_GIVEN TASK:_
Below is a block of records; reproduce all of them exactly and leave out any pictures.

— start of INPUT RECORDS —

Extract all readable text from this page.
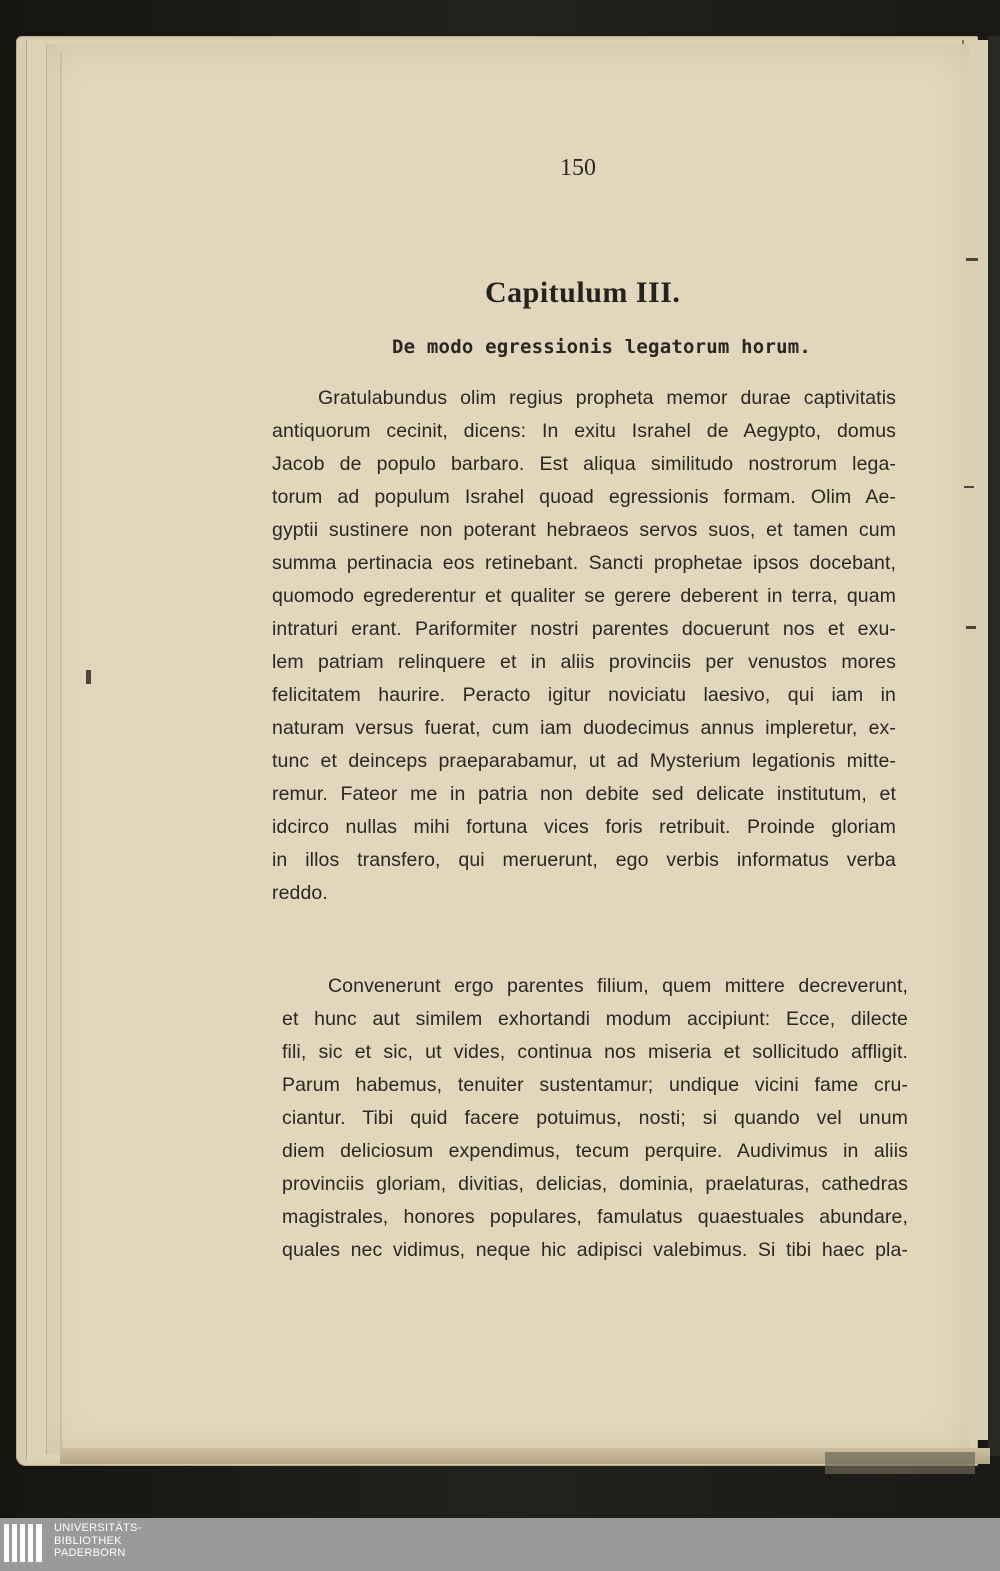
150
Capitulum III.
De modo egressionis legatorum horum.
Gratulabundus olim regius propheta memor durae captivitatis
antiquorum cecinit, dicens: In exitu Israhel de Aegypto, domus
Jacob de populo barbaro. Est aliqua similitudo nostrorum lega-
torum ad populum Israhel quoad egressionis formam. Olim Ae-
gyptii sustinere non poterant hebraeos servos suos, et tamen cum
summa pertinacia eos retinebant. Sancti prophetae ipsos docebant,
quomodo egrederentur et qualiter se gerere deberent in terra, quam
intraturi erant. Pariformiter nostri parentes docuerunt nos et exu-
lem patriam relinquere et in aliis provinciis per venustos mores
felicitatem haurire. Peracto igitur noviciatu laesivo, qui iam in
naturam versus fuerat, cum iam duodecimus annus impleretur, ex-
tunc et deinceps praeparabamur, ut ad Mysterium legationis mitte-
remur. Fateor me in patria non debite sed delicate institutum, et
idcirco nullas mihi fortuna vices foris retribuit. Proinde gloriam
in illos transfero, qui meruerunt, ego verbis informatus verba
reddo.
Convenerunt ergo parentes filium, quem mittere decreverunt,
et hunc aut similem exhortandi modum accipiunt: Ecce, dilecte
fili, sic et sic, ut vides, continua nos miseria et sollicitudo affligit.
Parum habemus, tenuiter sustentamur; undique vicini fame cru-
ciantur. Tibi quid facere potuimus, nosti; si quando vel unum
diem deliciosum expendimus, tecum perquire. Audivimus in aliis
provinciis gloriam, divitias, delicias, dominia, praelaturas, cathedras
magistrales, honores populares, famulatus quaestuales abundare,
quales nec vidimus, neque hic adipisci valebimus. Si tibi haec pla-
UNIVERSITÄTS-
BIBLIOTHEK
PADERBORN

— end of INPUT RECORDS —

_RESPONSE TO THIS EXERCISE:_
Extract all readable text from this page.
150
Capitulum III.
De modo egressionis legatorum horum.
Gratulabundus olim regius propheta memor durae captivitatis
antiquorum cecinit, dicens: In exitu Israhel de Aegypto, domus
Jacob de populo barbaro. Est aliqua similitudo nostrorum lega-
torum ad populum Israhel quoad egressionis formam. Olim Ae-
gyptii sustinere non poterant hebraeos servos suos, et tamen cum
summa pertinacia eos retinebant. Sancti prophetae ipsos docebant,
quomodo egrederentur et qualiter se gerere deberent in terra, quam
intraturi erant. Pariformiter nostri parentes docuerunt nos et exu-
lem patriam relinquere et in aliis provinciis per venustos mores
felicitatem haurire. Peracto igitur noviciatu laesivo, qui iam in
naturam versus fuerat, cum iam duodecimus annus impleretur, ex-
tunc et deinceps praeparabamur, ut ad Mysterium legationis mitte-
remur. Fateor me in patria non debite sed delicate institutum, et
idcirco nullas mihi fortuna vices foris retribuit. Proinde gloriam
in illos transfero, qui meruerunt, ego verbis informatus verba
reddo.
Convenerunt ergo parentes filium, quem mittere decreverunt,
et hunc aut similem exhortandi modum accipiunt: Ecce, dilecte
fili, sic et sic, ut vides, continua nos miseria et sollicitudo affligit.
Parum habemus, tenuiter sustentamur; undique vicini fame cru-
ciantur. Tibi quid facere potuimus, nosti; si quando vel unum
diem deliciosum expendimus, tecum perquire. Audivimus in aliis
provinciis gloriam, divitias, delicias, dominia, praelaturas, cathedras
magistrales, honores populares, famulatus quaestuales abundare,
quales nec vidimus, neque hic adipisci valebimus. Si tibi haec pla-
UNIVERSITÄTS-
BIBLIOTHEK
PADERBORN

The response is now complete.